WORK REQUIRED >> Return all the entries exactly, keeping pictures out.

DATA TO PROCESS >>
>>>>
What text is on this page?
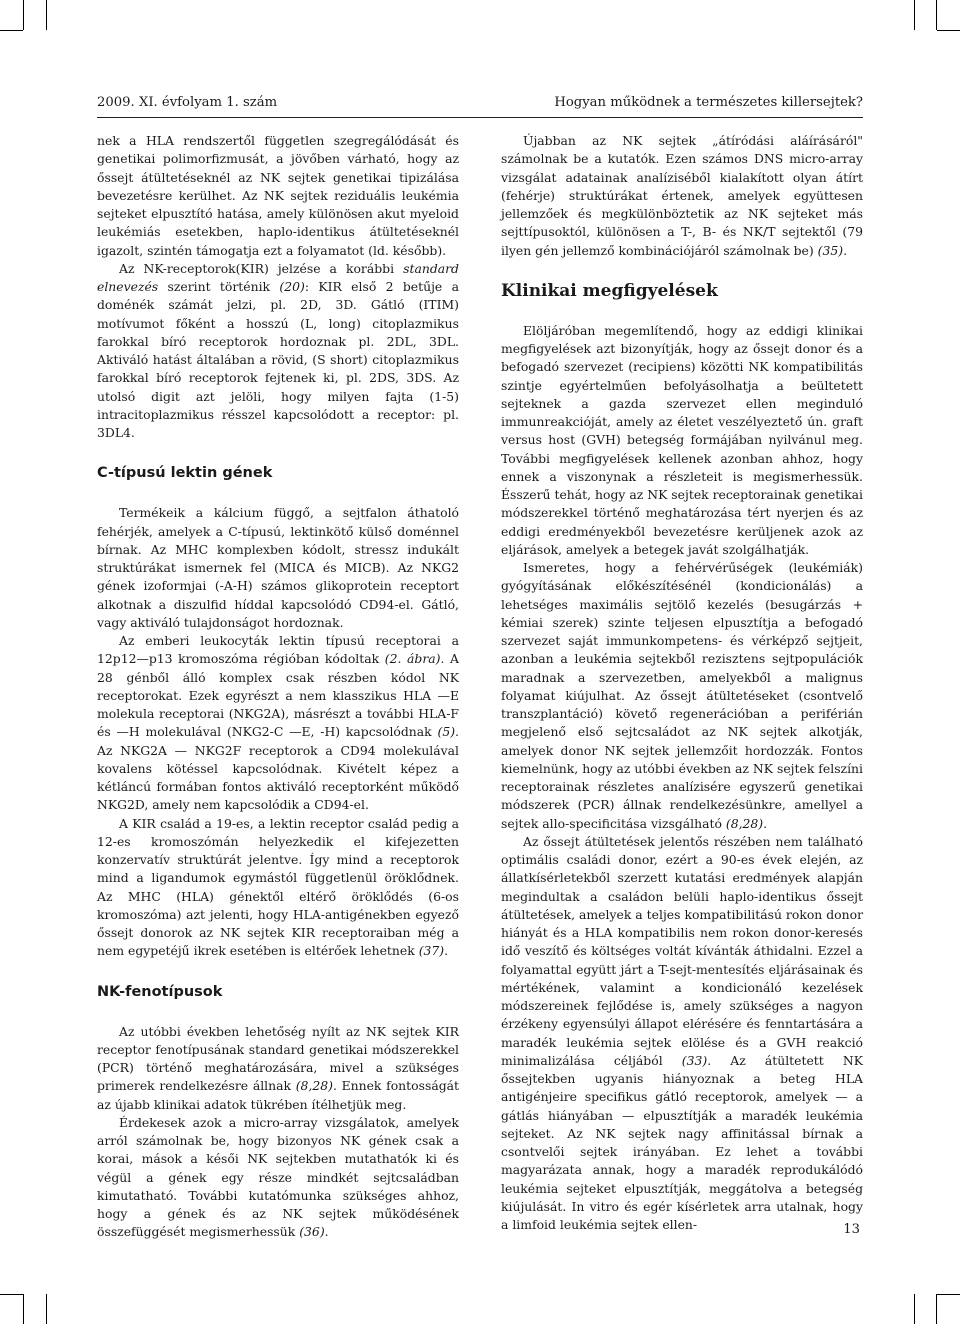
2009. XI. évfolyam 1. szám	Hogyan működnek a természetes killersejtek?

nek a HLA rendszertől független szegregálódását és genetikai polimorfizmusát, a jövőben várható, hogy az őssejt átültetéseknél az NK sejtek genetikai tipizálása bevezetésre kerülhet. Az NK sejtek reziduális leukémia sejteket elpusztító hatása, amely különösen akut myeloid leukémiás esetekben, haplo-identikus átültetéseknél igazolt, szintén támogatja ezt a folyamatot (ld. később).

Az NK-receptorok(KIR) jelzése a korábbi standard elnevezés szerint történik (20): KIR első 2 betűje a doménék számát jelzi, pl. 2D, 3D. Gátló (ITIM) motívumot főként a hosszú (L, long) citoplazmikus farokkal bíró receptorok hordoznak pl. 2DL, 3DL. Aktiváló hatást általában a rövid, (S short) citoplazmikus farokkal bíró receptorok fejtenek ki, pl. 2DS, 3DS. Az utolsó digit azt jelöli, hogy milyen fajta (1-5) intracitoplazmikus résszel kapcsolódott a receptor: pl. 3DL4.

C-típusú lektin gének

Termékeik a kálcium függő, a sejtfalon áthatoló fehérjék, amelyek a C-típusú, lektinkötő külső doménnel bírnak. Az MHC komplexben kódolt, stressz indukált struktúrákat ismernek fel (MICA és MICB). Az NKG2 gének izoformjai (-A-H) számos glikoprotein receptort alkotnak a diszulfid híddal kapcsolódó CD94-el. Gátló, vagy aktiváló tulajdonságot hordoznak.

Az emberi leukocyták lektin típusú receptorai a 12p12—p13 kromoszóma régióban kódoltak (2. ábra). A 28 génből álló komplex csak részben kódol NK receptorokat. Ezek egyrészt a nem klasszikus HLA —E molekula receptorai (NKG2A), másrészt a további HLA-F és —H molekulával (NKG2-C —E, -H) kapcsolódnak (5). Az NKG2A — NKG2F receptorok a CD94 molekulával kovalens kötéssel kapcsolódnak. Kivételt képez a kétláncú formában fontos aktiváló receptorként működő NKG2D, amely nem kapcsolódik a CD94-el.

A KIR család a 19-es, a lektin receptor család pedig a 12-es kromoszómán helyezkedik el kifejezetten konzervatív struktúrát jelentve. Így mind a receptorok mind a ligandumok egymástól függetlenül öröklődnek. Az MHC (HLA) génektől eltérő öröklődés (6-os kromoszóma) azt jelenti, hogy HLA-antigénekben egyező őssejt donorok az NK sejtek KIR receptoraiban még a nem egypetéjű ikrek esetében is eltérőek lehetnek (37).

NK-fenotípusok

Az utóbbi években lehetőség nyílt az NK sejtek KIR receptor fenotípusának standard genetikai módszerekkel (PCR) történő meghatározására, mivel a szükséges primerek rendelkezésre állnak (8,28). Ennek fontosságát az újabb klinikai adatok tükrében ítélhetjük meg.

Érdekesek azok a micro-array vizsgálatok, amelyek arról számolnak be, hogy bizonyos NK gének csak a korai, mások a késői NK sejtekben mutathatók ki és végül a gének egy része mindkét sejtcsaládban kimutatható. További kutatómunka szükséges ahhoz, hogy a gének és az NK sejtek működésének összefüggését megismerhessük (36).

Újabban az NK sejtek „átíródási aláírásáról" számolnak be a kutatók. Ezen számos DNS micro-array vizsgálat adatainak analíziséből kialakított olyan átírt (fehérje) struktúrákat értenek, amelyek együttesen jellemzőek és megkülönböztetik az NK sejteket más sejttípusoktól, különösen a T-, B- és NK/T sejtektől (79 ilyen gén jellemző kombinációjáról számolnak be) (35).

Klinikai megfigyelések

Elöljáróban megemlítendő, hogy az eddigi klinikai megfigyelések azt bizonyítják, hogy az őssejt donor és a befogadó szervezet (recipiens) közötti NK kompatibilitás szintje egyértelműen befolyásolhatja a beültetett sejteknek a gazda szervezet ellen meginduló immunreakcióját, amely az életet veszélyeztető ún. graft versus host (GVH) betegség formájában nyilvánul meg. További megfigyelések kellenek azonban ahhoz, hogy ennek a viszonynak a részleteit is megismerhessük. Ésszerű tehát, hogy az NK sejtek receptorainak genetikai módszerekkel történő meghatározása tért nyerjen és az eddigi eredményekből bevezetésre kerüljenek azok az eljárások, amelyek a betegek javát szolgálhatják.

Ismeretes, hogy a fehérvérűségek (leukémiák) gyógyításának előkészítésénél (kondicionálás) a lehetséges maximális sejtölő kezelés (besugárzás + kémiai szerek) szinte teljesen elpusztítja a befogadó szervezet saját immunkompetens- és vérképző sejtjeit, azonban a leukémia sejtekből rezisztens sejtpopulációk maradnak a szervezetben, amelyekből a malignus folyamat kiújulhat. Az őssejt átültetéseket (csontvelő transzplantáció) követő regenerációban a periférián megjelenő első sejtcsaládot az NK sejtek alkotják, amelyek donor NK sejtek jellemzőit hordozzák. Fontos kiemelnünk, hogy az utóbbi években az NK sejtek felszíni receptorainak részletes analízisére egyszerű genetikai módszerek (PCR) állnak rendelkezésünkre, amellyel a sejtek allo-specificitása vizsgálható (8,28).

Az őssejt átültetések jelentős részében nem található optimális családi donor, ezért a 90-es évek elején, az állatkísérletekből szerzett kutatási eredmények alapján megindultak a családon belüli haplo-identikus őssejt átültetések, amelyek a teljes kompatibilitású rokon donor hiányát és a HLA kompatibilis nem rokon donor-keresés idő veszítő és költséges voltát kívánták áthidalni. Ezzel a folyamattal együtt járt a T-sejt-mentesítés eljárásainak és mértékének, valamint a kondicionáló kezelések módszereinek fejlődése is, amely szükséges a nagyon érzékeny egyensúlyi állapot elérésére és fenntartására a maradék leukémia sejtek elölése és a GVH reakció minimalizálása céljából (33). Az átültetett NK őssejtekben ugyanis hiányoznak a beteg HLA antigénjeire specifikus gátló receptorok, amelyek — a gátlás hiányában — elpusztítják a maradék leukémia sejteket. Az NK sejtek nagy affinitással bírnak a csontvelői sejtek irányában. Ez lehet a további magyarázata annak, hogy a maradék reprodukálódó leukémia sejteket elpusztítják, meggátolva a betegség kiújulását. In vitro és egér kísérletek arra utalnak, hogy a limfoid leukémia sejtek ellen-	13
<<<<
REPLY TO THE EXERCISE >>
What text is on this page?
2009. XI. évfolyam 1. szám	Hogyan működnek a természetes killersejtek?

nek a HLA rendszertől független szegregálódását és genetikai polimorfizmusát, a jövőben várható, hogy az őssejt átültetéseknél az NK sejtek genetikai tipizálása bevezetésre kerülhet. Az NK sejtek reziduális leukémia sejteket elpusztító hatása, amely különösen akut myeloid leukémiás esetekben, haplo-identikus átültetéseknél igazolt, szintén támogatja ezt a folyamatot (ld. később).

Az NK-receptorok(KIR) jelzése a korábbi standard elnevezés szerint történik (20): KIR első 2 betűje a doménék számát jelzi, pl. 2D, 3D. Gátló (ITIM) motívumot főként a hosszú (L, long) citoplazmikus farokkal bíró receptorok hordoznak pl. 2DL, 3DL. Aktiváló hatást általában a rövid, (S short) citoplazmikus farokkal bíró receptorok fejtenek ki, pl. 2DS, 3DS. Az utolsó digit azt jelöli, hogy milyen fajta (1-5) intracitoplazmikus résszel kapcsolódott a receptor: pl. 3DL4.

C-típusú lektin gének

Termékeik a kálcium függő, a sejtfalon áthatoló fehérjék, amelyek a C-típusú, lektinkötő külső doménnel bírnak. Az MHC komplexben kódolt, stressz indukált struktúrákat ismernek fel (MICA és MICB). Az NKG2 gének izoformjai (-A-H) számos glikoprotein receptort alkotnak a diszulfid híddal kapcsolódó CD94-el. Gátló, vagy aktiváló tulajdonságot hordoznak.

Az emberi leukocyták lektin típusú receptorai a 12p12—p13 kromoszóma régióban kódoltak (2. ábra). A 28 génből álló komplex csak részben kódol NK receptorokat. Ezek egyrészt a nem klasszikus HLA —E molekula receptorai (NKG2A), másrészt a további HLA-F és —H molekulával (NKG2-C —E, -H) kapcsolódnak (5). Az NKG2A — NKG2F receptorok a CD94 molekulával kovalens kötéssel kapcsolódnak. Kivételt képez a kétláncú formában fontos aktiváló receptorként működő NKG2D, amely nem kapcsolódik a CD94-el.

A KIR család a 19-es, a lektin receptor család pedig a 12-es kromoszómán helyezkedik el kifejezetten konzervatív struktúrát jelentve. Így mind a receptorok mind a ligandumok egymástól függetlenül öröklődnek. Az MHC (HLA) génektől eltérő öröklődés (6-os kromoszóma) azt jelenti, hogy HLA-antigénekben egyező őssejt donorok az NK sejtek KIR receptoraiban még a nem egypetéjű ikrek esetében is eltérőek lehetnek (37).

NK-fenotípusok

Az utóbbi években lehetőség nyílt az NK sejtek KIR receptor fenotípusának standard genetikai módszerekkel (PCR) történő meghatározására, mivel a szükséges primerek rendelkezésre állnak (8,28). Ennek fontosságát az újabb klinikai adatok tükrében ítélhetjük meg.

Érdekesek azok a micro-array vizsgálatok, amelyek arról számolnak be, hogy bizonyos NK gének csak a korai, mások a késői NK sejtekben mutathatók ki és végül a gének egy része mindkét sejtcsaládban kimutatható. További kutatómunka szükséges ahhoz, hogy a gének és az NK sejtek működésének összefüggését megismerhessük (36).

Újabban az NK sejtek „átíródási aláírásáról" számolnak be a kutatók. Ezen számos DNS micro-array vizsgálat adatainak analíziséből kialakított olyan átírt (fehérje) struktúrákat értenek, amelyek együttesen jellemzőek és megkülönböztetik az NK sejteket más sejttípusoktól, különösen a T-, B- és NK/T sejtektől (79 ilyen gén jellemző kombinációjáról számolnak be) (35).

Klinikai megfigyelések

Elöljáróban megemlítendő, hogy az eddigi klinikai megfigyelések azt bizonyítják, hogy az őssejt donor és a befogadó szervezet (recipiens) közötti NK kompatibilitás szintje egyértelműen befolyásolhatja a beültetett sejteknek a gazda szervezet ellen meginduló immunreakcióját, amely az életet veszélyeztető ún. graft versus host (GVH) betegség formájában nyilvánul meg. További megfigyelések kellenek azonban ahhoz, hogy ennek a viszonynak a részleteit is megismerhessük. Ésszerű tehát, hogy az NK sejtek receptorainak genetikai módszerekkel történő meghatározása tért nyerjen és az eddigi eredményekből bevezetésre kerüljenek azok az eljárások, amelyek a betegek javát szolgálhatják.

Ismeretes, hogy a fehérvérűségek (leukémiák) gyógyításának előkészítésénél (kondicionálás) a lehetséges maximális sejtölő kezelés (besugárzás + kémiai szerek) szinte teljesen elpusztítja a befogadó szervezet saját immunkompetens- és vérképző sejtjeit, azonban a leukémia sejtekből rezisztens sejtpopulációk maradnak a szervezetben, amelyekből a malignus folyamat kiújulhat. Az őssejt átültetéseket (csontvelő transzplantáció) követő regenerációban a periférián megjelenő első sejtcsaládot az NK sejtek alkotják, amelyek donor NK sejtek jellemzőit hordozzák. Fontos kiemelnünk, hogy az utóbbi években az NK sejtek felszíni receptorainak részletes analízisére egyszerű genetikai módszerek (PCR) állnak rendelkezésünkre, amellyel a sejtek allo-specificitása vizsgálható (8,28).

Az őssejt átültetések jelentős részében nem található optimális családi donor, ezért a 90-es évek elején, az állatkísérletekből szerzett kutatási eredmények alapján megindultak a családon belüli haplo-identikus őssejt átültetések, amelyek a teljes kompatibilitású rokon donor hiányát és a HLA kompatibilis nem rokon donor-keresés idő veszítő és költséges voltát kívánták áthidalni. Ezzel a folyamattal együtt járt a T-sejt-mentesítés eljárásainak és mértékének, valamint a kondicionáló kezelések módszereinek fejlődése is, amely szükséges a nagyon érzékeny egyensúlyi állapot elérésére és fenntartására a maradék leukémia sejtek elölése és a GVH reakció minimalizálása céljából (33). Az átültetett NK őssejtekben ugyanis hiányoznak a beteg HLA antigénjeire specifikus gátló receptorok, amelyek — a gátlás hiányában — elpusztítják a maradék leukémia sejteket. Az NK sejtek nagy affinitással bírnak a csontvelői sejtek irányában. Ez lehet a további magyarázata annak, hogy a maradék reprodukálódó leukémia sejteket elpusztítják, meggátolva a betegség kiújulását. In vitro és egér kísérletek arra utalnak, hogy a limfoid leukémia sejtek ellen-	13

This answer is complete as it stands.